> [Data supplied]:
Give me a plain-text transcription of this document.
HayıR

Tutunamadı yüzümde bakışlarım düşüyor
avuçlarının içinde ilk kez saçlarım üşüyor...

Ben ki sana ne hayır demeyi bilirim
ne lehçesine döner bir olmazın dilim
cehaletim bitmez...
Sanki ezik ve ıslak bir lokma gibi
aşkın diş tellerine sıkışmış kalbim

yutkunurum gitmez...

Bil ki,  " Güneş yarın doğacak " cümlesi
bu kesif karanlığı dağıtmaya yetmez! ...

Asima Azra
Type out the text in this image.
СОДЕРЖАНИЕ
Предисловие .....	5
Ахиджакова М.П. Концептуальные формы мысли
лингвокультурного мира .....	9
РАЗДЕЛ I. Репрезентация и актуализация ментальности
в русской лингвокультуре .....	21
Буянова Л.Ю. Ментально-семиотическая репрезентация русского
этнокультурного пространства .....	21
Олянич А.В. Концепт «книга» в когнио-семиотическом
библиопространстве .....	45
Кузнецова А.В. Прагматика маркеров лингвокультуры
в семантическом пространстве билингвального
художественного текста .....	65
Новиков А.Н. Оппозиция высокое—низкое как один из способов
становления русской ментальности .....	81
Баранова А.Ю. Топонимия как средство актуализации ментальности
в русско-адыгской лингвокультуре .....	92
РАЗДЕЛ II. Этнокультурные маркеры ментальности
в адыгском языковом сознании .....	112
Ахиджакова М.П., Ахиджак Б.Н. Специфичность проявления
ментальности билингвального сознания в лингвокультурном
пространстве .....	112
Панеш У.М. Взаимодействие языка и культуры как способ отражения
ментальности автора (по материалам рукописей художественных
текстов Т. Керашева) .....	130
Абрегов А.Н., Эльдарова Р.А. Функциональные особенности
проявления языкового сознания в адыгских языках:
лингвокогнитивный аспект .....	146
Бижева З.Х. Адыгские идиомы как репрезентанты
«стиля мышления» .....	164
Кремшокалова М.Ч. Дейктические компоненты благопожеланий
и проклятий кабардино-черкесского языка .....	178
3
--
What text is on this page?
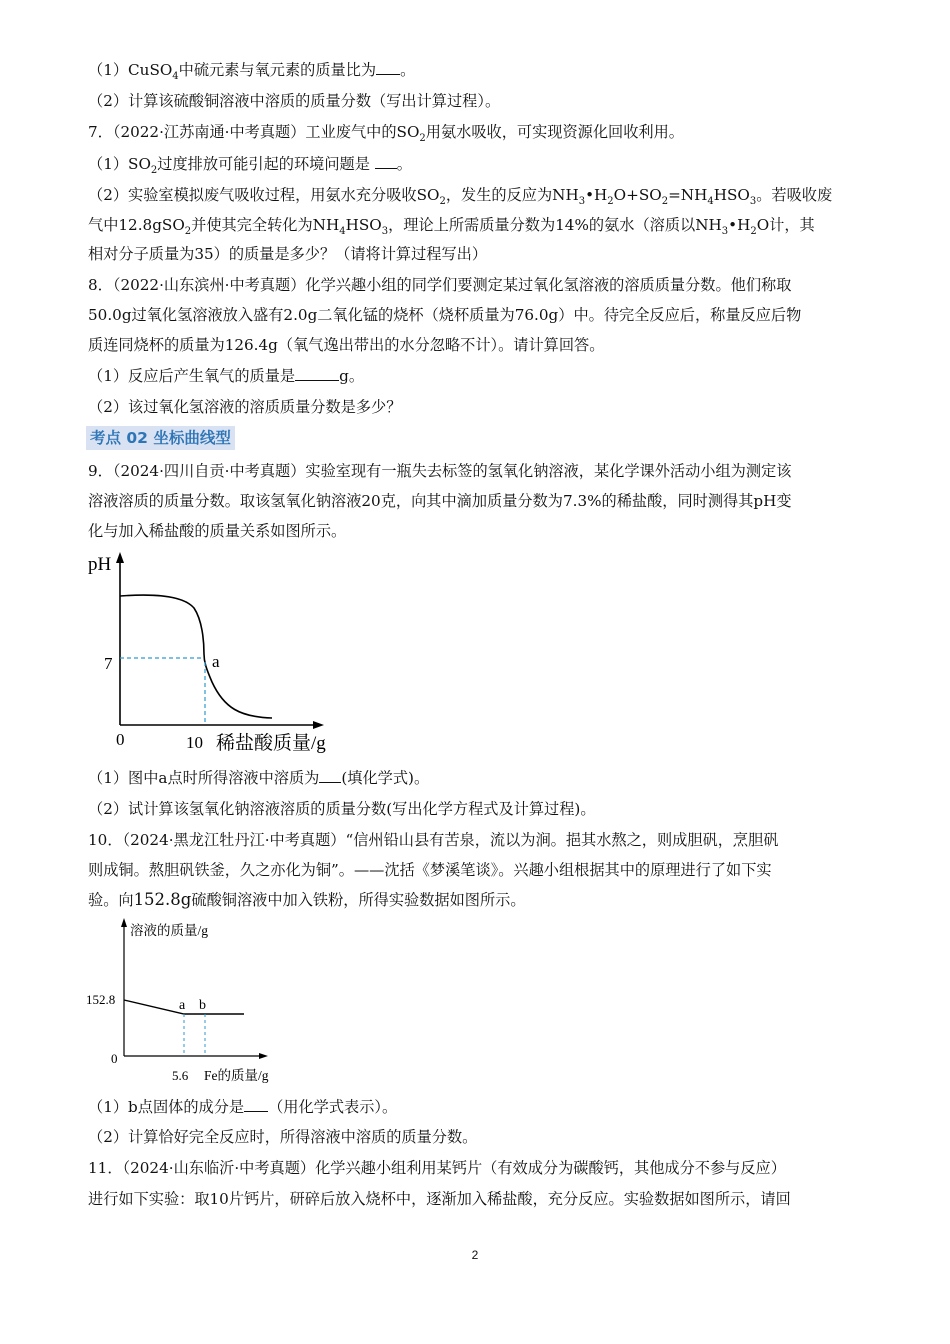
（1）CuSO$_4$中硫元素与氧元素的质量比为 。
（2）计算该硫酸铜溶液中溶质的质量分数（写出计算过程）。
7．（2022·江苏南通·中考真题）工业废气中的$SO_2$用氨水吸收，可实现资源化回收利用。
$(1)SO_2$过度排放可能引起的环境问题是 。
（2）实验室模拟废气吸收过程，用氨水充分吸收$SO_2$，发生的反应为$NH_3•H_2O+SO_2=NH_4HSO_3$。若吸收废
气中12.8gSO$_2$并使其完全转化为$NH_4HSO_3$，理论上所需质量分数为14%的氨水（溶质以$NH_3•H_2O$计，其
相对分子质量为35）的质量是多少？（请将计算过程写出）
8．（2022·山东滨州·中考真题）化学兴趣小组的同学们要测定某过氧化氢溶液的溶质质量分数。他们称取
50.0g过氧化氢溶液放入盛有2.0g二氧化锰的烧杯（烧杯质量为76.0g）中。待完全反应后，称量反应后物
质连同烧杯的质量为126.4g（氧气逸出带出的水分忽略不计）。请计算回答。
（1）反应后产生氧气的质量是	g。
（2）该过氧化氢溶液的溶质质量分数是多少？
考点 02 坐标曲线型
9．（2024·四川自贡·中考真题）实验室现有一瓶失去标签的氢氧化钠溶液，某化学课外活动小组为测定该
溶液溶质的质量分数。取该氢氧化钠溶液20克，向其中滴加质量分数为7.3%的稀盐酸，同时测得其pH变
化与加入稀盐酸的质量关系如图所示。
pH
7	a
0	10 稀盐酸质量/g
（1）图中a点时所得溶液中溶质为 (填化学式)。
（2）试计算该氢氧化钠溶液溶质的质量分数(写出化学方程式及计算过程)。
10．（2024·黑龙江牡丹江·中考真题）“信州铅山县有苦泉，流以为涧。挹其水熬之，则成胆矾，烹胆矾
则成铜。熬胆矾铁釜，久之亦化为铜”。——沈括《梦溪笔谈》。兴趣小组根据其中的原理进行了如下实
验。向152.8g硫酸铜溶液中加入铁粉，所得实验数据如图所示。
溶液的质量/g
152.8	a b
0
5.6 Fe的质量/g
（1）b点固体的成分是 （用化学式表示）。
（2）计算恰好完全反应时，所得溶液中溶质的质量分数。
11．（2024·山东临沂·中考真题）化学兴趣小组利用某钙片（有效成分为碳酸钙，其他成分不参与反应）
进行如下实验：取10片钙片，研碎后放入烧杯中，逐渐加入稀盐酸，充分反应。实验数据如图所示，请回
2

> [What the task asks]: Determine how many lines in the records contain "РАЗДЕЛ", and reply with the number only.

> [Completed exercise]: 2